(Dataset excerpt)

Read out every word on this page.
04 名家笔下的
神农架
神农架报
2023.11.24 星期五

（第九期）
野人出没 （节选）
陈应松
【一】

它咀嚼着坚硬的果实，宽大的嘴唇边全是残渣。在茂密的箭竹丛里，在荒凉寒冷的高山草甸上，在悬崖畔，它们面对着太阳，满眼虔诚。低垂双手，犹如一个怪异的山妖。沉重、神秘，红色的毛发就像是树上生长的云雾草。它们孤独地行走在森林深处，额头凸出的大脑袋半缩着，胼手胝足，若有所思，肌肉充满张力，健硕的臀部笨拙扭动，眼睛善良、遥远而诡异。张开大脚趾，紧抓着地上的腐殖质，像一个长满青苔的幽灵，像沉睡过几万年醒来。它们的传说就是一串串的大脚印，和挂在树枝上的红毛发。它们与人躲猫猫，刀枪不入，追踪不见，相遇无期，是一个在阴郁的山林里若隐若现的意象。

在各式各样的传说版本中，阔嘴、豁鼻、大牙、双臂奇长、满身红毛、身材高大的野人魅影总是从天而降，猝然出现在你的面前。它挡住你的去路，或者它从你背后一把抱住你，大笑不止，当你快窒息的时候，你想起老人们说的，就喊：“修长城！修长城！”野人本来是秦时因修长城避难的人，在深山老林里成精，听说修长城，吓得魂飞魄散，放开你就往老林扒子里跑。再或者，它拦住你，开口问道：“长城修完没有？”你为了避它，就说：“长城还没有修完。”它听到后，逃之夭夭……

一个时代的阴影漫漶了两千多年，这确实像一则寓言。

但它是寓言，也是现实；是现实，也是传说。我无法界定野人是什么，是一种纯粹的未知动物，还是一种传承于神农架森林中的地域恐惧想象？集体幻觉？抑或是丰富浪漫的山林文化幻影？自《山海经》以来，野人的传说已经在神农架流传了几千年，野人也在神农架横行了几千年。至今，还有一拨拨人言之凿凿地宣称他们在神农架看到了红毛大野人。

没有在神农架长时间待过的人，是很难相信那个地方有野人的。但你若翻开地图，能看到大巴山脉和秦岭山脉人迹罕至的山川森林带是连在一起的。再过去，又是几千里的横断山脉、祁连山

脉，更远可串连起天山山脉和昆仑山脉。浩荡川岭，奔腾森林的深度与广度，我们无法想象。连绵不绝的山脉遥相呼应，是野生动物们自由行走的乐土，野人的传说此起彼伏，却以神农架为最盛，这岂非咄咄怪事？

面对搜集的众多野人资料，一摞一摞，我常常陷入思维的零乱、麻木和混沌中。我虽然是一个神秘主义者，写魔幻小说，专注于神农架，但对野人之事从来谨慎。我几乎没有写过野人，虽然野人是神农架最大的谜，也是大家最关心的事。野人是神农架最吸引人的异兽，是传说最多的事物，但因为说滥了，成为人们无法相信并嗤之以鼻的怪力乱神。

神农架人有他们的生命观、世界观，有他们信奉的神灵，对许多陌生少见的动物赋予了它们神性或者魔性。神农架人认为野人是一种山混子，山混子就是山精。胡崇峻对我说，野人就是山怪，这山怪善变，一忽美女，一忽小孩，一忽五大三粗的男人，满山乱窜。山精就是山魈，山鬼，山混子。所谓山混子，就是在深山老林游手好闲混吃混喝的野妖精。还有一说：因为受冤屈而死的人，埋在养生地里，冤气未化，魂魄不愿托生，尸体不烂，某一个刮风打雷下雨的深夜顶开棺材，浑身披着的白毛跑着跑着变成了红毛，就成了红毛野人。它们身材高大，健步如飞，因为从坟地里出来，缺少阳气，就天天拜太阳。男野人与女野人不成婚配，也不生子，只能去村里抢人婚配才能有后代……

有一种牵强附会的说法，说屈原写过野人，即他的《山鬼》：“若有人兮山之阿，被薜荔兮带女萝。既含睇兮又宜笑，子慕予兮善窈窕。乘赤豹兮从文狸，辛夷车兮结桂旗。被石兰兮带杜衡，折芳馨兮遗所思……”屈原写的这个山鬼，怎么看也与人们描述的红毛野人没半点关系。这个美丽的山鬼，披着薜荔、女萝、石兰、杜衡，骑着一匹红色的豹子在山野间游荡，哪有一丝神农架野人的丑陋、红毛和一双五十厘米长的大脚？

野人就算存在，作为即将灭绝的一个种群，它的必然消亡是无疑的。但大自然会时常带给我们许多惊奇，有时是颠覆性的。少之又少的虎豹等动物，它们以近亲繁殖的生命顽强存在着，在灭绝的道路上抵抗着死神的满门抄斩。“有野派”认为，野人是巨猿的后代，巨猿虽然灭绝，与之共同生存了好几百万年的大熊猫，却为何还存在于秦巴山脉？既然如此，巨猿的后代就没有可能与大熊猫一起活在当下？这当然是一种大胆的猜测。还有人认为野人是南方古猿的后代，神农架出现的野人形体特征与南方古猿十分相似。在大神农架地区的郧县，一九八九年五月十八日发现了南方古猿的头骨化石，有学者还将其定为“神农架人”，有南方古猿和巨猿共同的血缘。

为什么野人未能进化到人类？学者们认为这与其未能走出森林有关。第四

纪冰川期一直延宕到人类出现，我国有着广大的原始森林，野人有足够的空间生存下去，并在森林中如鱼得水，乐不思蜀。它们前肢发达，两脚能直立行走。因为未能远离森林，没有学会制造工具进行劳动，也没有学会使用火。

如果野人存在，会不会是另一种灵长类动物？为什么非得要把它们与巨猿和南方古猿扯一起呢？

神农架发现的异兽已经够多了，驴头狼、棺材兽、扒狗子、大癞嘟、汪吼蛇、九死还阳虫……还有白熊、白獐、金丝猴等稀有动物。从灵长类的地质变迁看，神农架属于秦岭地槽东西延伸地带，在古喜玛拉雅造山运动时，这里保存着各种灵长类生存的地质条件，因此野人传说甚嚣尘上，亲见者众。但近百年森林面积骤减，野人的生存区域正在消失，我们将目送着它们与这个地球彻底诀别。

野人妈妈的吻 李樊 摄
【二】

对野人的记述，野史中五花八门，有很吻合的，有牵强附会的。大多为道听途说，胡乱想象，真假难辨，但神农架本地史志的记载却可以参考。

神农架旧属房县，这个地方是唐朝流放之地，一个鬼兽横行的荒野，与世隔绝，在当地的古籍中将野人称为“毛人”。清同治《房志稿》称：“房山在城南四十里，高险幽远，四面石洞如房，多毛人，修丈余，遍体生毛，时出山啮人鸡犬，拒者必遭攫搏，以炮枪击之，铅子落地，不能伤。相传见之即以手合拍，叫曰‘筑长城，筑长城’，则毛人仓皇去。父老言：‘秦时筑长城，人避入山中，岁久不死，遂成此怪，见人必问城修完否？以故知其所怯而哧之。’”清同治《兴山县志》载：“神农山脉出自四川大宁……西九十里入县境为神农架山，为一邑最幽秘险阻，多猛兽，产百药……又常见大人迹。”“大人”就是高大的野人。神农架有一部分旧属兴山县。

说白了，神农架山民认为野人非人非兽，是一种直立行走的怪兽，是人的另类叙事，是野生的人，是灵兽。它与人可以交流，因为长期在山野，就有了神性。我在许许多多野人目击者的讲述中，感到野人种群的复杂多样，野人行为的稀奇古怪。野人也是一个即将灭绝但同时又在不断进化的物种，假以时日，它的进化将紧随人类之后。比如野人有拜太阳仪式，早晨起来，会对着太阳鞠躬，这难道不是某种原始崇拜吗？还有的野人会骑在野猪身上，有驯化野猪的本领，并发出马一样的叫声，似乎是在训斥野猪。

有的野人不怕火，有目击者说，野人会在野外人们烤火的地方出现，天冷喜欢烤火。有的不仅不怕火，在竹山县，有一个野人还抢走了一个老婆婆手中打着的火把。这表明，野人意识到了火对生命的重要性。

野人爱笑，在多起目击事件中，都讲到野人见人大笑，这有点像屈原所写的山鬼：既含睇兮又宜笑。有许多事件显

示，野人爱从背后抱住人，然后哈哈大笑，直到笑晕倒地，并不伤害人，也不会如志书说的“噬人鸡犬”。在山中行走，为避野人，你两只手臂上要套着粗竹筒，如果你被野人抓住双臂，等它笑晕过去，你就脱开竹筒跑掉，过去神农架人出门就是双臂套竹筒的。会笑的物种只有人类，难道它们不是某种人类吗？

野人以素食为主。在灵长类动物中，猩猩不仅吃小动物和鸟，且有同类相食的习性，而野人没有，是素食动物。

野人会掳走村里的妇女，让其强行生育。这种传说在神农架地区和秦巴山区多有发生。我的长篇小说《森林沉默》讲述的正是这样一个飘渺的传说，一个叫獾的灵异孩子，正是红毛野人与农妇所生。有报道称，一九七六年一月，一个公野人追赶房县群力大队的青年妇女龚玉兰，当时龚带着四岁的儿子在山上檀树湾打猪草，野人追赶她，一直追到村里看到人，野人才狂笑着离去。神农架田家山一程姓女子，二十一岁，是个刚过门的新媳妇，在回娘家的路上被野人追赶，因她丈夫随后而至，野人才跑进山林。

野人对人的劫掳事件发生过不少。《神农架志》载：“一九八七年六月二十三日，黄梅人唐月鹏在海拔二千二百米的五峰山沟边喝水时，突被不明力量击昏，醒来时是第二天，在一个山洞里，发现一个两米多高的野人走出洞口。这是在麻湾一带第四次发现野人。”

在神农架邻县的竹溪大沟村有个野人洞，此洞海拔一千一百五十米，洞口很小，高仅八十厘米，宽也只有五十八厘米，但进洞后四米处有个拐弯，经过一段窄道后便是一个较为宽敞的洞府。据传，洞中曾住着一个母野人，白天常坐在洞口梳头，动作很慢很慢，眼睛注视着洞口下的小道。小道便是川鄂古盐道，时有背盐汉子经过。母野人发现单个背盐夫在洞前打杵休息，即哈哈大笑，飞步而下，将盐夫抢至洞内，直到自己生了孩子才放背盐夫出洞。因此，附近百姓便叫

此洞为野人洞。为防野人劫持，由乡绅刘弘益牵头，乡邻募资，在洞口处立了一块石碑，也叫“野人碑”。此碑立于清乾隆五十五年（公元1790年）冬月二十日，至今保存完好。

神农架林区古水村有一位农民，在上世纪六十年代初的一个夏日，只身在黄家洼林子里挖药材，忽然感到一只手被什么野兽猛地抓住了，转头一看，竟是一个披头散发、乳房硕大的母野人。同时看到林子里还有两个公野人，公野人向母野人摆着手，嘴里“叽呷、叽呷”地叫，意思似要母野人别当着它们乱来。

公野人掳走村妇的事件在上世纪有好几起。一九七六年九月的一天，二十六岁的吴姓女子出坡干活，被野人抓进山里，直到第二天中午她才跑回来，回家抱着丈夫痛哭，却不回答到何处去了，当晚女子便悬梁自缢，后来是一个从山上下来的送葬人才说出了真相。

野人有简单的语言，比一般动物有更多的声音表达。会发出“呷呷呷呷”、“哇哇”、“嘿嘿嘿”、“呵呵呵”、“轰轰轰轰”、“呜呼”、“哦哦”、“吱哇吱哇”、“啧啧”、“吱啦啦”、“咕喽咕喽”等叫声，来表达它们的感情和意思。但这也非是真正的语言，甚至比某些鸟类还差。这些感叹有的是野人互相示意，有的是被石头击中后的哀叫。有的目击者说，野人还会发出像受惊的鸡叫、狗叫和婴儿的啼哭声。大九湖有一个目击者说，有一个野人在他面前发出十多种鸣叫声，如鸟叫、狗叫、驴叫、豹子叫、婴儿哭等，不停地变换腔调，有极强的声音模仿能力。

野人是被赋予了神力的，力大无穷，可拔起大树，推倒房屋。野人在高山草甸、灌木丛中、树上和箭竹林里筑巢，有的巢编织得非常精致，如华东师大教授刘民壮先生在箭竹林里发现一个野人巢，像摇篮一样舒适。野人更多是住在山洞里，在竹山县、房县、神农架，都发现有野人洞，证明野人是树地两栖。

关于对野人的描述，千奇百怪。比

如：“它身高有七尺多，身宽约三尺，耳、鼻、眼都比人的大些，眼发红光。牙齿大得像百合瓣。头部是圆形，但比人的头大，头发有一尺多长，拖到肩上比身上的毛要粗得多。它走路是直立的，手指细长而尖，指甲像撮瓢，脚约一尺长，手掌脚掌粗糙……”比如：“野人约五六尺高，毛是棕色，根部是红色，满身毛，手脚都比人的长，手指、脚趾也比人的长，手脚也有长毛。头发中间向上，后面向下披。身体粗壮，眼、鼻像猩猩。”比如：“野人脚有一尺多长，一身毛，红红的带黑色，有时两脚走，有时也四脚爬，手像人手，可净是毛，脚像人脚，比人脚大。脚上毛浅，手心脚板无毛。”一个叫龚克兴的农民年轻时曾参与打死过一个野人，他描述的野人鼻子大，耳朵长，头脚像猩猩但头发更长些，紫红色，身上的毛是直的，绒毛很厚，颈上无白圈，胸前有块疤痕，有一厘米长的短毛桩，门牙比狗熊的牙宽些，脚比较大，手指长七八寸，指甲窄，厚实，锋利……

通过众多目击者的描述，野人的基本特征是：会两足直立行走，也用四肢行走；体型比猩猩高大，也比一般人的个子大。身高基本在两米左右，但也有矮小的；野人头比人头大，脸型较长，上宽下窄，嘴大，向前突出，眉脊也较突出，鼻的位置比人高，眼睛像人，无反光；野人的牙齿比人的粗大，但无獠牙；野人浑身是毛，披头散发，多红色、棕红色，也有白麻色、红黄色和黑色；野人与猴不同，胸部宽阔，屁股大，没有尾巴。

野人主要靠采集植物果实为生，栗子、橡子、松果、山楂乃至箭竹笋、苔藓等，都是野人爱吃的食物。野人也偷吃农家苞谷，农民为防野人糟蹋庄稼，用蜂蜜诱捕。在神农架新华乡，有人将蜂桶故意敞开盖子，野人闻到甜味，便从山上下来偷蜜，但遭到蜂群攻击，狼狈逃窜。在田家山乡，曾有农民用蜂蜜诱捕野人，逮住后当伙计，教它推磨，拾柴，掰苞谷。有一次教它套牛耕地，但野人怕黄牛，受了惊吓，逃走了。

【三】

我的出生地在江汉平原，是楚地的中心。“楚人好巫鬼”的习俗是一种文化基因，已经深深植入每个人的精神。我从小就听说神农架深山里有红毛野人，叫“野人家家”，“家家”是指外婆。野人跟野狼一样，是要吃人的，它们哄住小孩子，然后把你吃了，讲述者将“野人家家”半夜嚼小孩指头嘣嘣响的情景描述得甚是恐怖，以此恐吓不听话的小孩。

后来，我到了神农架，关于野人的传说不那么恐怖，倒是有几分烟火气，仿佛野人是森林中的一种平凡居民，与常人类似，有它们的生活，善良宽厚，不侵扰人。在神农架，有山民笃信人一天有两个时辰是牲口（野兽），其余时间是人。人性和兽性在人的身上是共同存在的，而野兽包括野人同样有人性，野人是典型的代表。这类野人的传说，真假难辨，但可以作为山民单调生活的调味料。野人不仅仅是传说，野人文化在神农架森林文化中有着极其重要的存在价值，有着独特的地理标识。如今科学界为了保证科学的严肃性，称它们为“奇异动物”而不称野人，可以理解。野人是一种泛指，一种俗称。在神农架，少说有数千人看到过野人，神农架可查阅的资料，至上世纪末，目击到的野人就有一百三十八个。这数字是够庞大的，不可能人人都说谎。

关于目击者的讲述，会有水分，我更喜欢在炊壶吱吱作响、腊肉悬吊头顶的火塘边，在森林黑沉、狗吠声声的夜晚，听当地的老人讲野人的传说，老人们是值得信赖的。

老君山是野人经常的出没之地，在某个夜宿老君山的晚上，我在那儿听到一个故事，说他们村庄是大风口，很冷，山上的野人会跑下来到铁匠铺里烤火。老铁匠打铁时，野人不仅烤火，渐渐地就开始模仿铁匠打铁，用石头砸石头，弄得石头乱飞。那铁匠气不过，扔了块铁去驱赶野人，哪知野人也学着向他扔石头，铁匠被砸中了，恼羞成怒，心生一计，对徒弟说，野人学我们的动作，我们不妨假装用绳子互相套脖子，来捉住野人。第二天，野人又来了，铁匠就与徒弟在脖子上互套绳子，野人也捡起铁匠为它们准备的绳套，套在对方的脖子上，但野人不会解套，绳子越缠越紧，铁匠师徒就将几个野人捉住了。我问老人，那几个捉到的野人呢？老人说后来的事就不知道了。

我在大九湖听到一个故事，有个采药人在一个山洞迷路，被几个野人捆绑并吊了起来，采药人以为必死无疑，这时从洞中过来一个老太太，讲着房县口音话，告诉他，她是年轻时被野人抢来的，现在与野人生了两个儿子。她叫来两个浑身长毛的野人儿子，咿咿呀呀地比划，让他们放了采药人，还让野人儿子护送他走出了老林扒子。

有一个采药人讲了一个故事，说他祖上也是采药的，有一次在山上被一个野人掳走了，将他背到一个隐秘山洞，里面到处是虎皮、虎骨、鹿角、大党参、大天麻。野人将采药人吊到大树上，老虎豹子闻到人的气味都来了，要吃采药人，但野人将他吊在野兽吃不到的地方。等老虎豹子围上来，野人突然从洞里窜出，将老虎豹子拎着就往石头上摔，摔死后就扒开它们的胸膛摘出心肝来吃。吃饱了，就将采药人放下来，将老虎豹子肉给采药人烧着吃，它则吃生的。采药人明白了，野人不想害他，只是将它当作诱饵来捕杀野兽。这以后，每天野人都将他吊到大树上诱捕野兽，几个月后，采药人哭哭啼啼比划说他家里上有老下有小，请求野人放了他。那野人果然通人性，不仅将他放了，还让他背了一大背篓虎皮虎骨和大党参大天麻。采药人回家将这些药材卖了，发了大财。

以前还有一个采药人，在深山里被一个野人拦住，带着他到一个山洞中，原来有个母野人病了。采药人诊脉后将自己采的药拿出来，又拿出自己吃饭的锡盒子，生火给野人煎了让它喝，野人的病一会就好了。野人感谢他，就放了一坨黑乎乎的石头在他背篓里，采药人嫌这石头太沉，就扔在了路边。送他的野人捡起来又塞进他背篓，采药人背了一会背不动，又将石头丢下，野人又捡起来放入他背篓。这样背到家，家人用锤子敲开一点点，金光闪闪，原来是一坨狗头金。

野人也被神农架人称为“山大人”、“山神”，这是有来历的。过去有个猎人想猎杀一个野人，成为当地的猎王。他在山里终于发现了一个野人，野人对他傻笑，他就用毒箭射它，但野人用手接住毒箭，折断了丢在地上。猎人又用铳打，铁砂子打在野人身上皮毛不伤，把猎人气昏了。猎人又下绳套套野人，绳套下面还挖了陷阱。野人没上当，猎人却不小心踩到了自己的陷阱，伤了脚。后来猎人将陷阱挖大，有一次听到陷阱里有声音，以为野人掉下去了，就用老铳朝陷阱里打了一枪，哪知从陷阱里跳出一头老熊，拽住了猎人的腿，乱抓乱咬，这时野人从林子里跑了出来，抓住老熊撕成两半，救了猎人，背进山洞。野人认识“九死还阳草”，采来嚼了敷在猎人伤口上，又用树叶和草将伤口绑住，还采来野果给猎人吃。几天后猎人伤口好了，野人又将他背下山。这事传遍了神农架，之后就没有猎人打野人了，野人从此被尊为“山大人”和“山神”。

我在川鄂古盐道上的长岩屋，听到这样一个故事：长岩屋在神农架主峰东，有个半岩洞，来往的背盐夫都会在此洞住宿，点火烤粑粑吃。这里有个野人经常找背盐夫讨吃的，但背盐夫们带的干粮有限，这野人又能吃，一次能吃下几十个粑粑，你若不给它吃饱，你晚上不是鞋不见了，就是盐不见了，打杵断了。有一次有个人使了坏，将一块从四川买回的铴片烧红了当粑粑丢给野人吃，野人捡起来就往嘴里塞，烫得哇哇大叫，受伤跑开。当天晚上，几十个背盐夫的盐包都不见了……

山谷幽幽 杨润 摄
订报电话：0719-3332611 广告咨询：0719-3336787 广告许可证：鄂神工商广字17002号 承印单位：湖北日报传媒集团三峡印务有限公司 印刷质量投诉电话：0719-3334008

What to work on | From the listing above, find the number of lines with the word "既含睇兮又宜笑" in them. Answer with the number only.

Answer to the task | 2